─── Exercise input ───

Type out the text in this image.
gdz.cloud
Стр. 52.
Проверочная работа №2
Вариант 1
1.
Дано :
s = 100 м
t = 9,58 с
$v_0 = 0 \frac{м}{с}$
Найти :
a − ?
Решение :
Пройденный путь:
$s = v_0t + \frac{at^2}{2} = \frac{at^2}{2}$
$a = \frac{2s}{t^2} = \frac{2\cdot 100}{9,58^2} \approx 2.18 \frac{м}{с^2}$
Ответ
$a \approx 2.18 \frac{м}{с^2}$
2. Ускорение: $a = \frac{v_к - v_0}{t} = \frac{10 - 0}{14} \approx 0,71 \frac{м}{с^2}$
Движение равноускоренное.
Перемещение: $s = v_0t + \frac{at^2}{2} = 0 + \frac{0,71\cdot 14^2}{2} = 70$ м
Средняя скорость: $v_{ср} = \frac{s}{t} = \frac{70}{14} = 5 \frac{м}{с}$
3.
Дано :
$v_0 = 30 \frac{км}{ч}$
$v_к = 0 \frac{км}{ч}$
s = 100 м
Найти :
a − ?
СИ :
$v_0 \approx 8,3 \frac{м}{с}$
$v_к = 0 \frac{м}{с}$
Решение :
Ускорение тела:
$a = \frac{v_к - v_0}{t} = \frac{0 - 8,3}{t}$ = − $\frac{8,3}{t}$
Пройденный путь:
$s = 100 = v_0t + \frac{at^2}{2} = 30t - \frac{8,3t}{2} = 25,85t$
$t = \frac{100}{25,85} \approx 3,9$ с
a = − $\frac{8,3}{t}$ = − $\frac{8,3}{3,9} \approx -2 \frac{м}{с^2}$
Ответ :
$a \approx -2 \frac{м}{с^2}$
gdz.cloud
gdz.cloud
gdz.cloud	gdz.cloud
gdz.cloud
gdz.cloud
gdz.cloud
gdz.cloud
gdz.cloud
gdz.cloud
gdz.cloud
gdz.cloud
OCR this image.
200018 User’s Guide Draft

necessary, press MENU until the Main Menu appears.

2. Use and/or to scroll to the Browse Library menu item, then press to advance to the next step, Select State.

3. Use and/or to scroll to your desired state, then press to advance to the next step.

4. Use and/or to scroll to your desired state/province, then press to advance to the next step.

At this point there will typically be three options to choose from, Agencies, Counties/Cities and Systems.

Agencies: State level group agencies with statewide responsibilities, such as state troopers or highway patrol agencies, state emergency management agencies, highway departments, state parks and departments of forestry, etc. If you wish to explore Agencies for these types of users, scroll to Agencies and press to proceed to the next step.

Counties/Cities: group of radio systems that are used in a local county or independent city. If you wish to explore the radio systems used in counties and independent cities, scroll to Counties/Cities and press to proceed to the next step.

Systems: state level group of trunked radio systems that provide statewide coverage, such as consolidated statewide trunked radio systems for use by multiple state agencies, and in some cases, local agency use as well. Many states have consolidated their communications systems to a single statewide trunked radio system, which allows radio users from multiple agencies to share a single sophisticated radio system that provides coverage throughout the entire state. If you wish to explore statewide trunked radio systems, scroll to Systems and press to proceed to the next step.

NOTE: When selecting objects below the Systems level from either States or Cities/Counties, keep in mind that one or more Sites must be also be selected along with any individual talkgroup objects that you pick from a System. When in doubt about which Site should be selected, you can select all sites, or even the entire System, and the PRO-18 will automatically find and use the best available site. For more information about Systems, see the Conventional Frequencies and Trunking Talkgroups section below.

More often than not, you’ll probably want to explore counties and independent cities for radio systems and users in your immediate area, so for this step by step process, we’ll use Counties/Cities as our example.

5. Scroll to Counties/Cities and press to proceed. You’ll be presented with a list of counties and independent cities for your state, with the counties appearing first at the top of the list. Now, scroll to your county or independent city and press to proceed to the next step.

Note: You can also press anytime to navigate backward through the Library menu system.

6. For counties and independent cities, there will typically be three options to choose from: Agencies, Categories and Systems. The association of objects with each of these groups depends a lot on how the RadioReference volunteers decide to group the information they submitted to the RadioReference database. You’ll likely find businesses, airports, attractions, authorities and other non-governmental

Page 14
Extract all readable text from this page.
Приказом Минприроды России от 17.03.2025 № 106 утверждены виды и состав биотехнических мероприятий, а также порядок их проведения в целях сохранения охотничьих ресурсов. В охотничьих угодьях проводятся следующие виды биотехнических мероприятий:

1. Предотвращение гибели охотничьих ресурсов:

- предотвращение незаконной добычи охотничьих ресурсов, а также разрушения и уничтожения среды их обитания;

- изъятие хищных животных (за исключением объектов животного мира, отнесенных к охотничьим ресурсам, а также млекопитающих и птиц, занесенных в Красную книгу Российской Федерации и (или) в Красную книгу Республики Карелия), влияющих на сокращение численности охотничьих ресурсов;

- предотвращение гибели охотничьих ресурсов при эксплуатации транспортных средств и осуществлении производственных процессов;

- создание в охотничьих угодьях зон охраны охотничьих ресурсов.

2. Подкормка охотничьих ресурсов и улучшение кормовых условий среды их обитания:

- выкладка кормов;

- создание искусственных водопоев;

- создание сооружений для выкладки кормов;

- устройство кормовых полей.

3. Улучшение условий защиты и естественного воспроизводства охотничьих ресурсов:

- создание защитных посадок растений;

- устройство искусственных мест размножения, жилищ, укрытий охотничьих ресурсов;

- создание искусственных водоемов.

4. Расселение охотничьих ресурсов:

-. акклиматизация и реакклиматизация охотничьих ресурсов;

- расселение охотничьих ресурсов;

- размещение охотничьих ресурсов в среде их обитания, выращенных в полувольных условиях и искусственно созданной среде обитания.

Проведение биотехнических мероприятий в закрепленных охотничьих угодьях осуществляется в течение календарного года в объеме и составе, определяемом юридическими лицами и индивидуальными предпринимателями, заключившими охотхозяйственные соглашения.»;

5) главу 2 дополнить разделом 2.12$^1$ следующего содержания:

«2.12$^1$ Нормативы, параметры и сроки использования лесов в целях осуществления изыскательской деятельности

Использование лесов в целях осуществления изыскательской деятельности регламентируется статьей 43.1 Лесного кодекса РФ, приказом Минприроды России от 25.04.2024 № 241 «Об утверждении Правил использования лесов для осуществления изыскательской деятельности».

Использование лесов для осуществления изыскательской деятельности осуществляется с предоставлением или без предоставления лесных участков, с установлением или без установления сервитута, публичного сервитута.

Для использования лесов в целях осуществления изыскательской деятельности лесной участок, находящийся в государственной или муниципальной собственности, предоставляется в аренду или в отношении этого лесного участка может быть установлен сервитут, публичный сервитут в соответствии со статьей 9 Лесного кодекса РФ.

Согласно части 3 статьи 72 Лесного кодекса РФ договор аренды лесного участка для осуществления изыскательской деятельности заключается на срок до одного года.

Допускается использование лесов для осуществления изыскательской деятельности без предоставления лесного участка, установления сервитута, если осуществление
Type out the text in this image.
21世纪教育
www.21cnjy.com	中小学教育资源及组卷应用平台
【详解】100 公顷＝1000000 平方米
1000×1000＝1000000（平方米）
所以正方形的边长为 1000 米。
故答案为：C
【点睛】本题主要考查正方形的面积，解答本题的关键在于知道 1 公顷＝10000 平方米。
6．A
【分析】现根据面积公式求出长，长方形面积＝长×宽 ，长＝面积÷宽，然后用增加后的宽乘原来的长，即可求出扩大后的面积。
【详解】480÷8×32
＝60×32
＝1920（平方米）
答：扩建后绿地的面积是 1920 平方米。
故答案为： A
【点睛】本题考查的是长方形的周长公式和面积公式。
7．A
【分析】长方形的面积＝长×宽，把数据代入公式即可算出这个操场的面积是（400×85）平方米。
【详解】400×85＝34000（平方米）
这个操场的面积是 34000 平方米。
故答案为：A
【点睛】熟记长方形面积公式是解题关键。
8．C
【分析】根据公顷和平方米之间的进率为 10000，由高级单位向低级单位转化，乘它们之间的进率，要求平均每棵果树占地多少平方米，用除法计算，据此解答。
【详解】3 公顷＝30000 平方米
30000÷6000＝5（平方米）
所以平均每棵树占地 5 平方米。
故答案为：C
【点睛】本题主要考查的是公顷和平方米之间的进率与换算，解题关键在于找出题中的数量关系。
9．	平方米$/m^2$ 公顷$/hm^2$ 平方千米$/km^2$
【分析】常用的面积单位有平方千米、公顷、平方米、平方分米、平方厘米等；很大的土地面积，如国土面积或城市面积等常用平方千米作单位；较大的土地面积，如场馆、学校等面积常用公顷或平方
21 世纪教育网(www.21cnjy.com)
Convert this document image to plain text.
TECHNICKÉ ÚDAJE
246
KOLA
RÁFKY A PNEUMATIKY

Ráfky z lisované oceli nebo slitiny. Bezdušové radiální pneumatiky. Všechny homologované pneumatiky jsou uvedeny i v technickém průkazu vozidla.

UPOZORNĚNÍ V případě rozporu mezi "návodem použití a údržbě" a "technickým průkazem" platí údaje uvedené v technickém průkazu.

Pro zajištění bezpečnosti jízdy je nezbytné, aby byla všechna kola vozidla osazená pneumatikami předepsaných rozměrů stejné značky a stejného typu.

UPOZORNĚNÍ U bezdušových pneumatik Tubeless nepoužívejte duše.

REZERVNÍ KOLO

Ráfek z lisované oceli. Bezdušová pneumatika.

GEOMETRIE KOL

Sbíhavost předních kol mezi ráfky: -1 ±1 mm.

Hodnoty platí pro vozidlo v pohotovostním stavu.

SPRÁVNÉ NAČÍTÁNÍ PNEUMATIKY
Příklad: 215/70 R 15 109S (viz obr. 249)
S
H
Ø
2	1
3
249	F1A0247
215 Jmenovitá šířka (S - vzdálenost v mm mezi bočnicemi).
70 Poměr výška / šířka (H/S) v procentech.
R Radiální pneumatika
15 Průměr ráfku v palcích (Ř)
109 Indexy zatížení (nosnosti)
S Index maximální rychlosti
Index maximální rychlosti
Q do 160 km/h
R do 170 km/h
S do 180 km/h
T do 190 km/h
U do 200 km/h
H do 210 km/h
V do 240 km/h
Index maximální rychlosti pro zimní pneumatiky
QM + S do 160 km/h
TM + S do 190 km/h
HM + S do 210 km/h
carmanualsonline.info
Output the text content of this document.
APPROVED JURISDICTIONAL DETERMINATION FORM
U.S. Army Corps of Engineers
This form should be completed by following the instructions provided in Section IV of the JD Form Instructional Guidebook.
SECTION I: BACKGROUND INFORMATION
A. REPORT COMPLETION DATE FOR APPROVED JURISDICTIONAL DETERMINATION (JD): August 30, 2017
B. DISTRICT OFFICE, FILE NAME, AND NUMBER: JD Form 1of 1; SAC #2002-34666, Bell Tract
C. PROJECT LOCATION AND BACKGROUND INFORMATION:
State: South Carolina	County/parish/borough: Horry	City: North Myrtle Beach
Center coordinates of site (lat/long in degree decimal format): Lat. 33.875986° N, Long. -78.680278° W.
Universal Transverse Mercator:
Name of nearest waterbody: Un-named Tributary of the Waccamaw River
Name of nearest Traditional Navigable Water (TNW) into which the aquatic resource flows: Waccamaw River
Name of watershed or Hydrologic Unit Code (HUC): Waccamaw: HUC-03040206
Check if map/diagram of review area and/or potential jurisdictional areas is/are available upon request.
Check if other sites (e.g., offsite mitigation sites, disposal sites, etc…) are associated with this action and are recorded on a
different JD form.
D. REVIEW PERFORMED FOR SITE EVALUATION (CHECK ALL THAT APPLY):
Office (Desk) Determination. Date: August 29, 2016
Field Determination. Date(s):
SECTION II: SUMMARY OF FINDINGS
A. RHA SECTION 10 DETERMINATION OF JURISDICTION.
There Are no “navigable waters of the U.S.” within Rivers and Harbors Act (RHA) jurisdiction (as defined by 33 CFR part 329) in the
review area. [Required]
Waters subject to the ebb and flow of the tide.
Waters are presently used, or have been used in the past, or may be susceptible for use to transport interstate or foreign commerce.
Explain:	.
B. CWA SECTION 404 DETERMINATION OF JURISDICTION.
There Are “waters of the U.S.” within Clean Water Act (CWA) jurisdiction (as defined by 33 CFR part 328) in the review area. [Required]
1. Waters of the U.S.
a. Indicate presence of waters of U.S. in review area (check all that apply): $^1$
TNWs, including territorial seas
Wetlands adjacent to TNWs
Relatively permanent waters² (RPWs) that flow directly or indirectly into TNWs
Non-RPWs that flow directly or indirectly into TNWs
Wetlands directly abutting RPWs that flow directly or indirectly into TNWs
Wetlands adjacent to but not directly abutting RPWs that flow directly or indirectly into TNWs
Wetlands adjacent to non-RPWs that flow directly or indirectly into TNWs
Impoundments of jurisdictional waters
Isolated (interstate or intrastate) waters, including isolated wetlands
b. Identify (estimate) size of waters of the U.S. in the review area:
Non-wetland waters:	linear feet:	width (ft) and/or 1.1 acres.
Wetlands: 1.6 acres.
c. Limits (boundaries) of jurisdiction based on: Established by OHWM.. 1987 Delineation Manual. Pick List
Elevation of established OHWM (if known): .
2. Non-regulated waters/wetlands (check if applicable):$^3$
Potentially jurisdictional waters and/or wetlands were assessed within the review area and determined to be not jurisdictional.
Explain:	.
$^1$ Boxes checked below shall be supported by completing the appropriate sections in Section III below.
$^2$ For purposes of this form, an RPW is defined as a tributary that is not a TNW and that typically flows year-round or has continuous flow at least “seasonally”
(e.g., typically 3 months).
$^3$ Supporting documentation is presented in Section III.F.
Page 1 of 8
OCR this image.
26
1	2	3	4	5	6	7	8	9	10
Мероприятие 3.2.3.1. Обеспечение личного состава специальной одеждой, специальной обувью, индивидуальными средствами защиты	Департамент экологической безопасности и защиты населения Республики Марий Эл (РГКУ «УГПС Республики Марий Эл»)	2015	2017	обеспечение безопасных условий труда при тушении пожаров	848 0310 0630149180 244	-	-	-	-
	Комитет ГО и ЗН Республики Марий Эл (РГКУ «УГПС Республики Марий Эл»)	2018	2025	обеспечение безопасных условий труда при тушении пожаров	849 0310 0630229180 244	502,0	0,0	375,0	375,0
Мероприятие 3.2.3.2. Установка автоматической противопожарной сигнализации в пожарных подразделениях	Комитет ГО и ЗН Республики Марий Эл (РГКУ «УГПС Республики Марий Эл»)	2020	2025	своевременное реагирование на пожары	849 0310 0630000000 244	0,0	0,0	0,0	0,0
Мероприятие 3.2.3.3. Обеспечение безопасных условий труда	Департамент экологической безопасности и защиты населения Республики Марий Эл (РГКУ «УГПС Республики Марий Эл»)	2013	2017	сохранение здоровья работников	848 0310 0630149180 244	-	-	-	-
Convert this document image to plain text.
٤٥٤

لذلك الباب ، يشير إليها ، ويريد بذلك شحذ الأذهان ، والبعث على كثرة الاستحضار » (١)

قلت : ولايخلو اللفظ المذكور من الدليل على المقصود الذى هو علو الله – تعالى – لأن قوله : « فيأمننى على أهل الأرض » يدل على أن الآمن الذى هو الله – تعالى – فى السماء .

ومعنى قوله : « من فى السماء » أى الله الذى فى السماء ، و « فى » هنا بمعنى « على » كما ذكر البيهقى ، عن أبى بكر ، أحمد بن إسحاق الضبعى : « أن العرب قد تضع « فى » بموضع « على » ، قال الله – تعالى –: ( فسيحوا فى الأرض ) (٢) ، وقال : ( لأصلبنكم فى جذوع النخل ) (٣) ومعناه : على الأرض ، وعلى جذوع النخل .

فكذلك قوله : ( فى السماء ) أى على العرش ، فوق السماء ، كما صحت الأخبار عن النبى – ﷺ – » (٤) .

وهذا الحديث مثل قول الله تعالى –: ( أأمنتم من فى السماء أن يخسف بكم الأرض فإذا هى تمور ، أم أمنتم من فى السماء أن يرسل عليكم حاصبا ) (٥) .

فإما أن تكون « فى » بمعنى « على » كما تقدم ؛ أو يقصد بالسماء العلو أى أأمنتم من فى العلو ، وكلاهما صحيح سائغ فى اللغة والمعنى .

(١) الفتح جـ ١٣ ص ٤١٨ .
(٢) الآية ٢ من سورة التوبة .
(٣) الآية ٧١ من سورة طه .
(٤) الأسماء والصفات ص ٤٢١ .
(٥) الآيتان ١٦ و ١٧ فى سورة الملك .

───

■ Objective: Above are several records. Count the lines among them that contain "then" and give only the total.

■ Complete answer: 3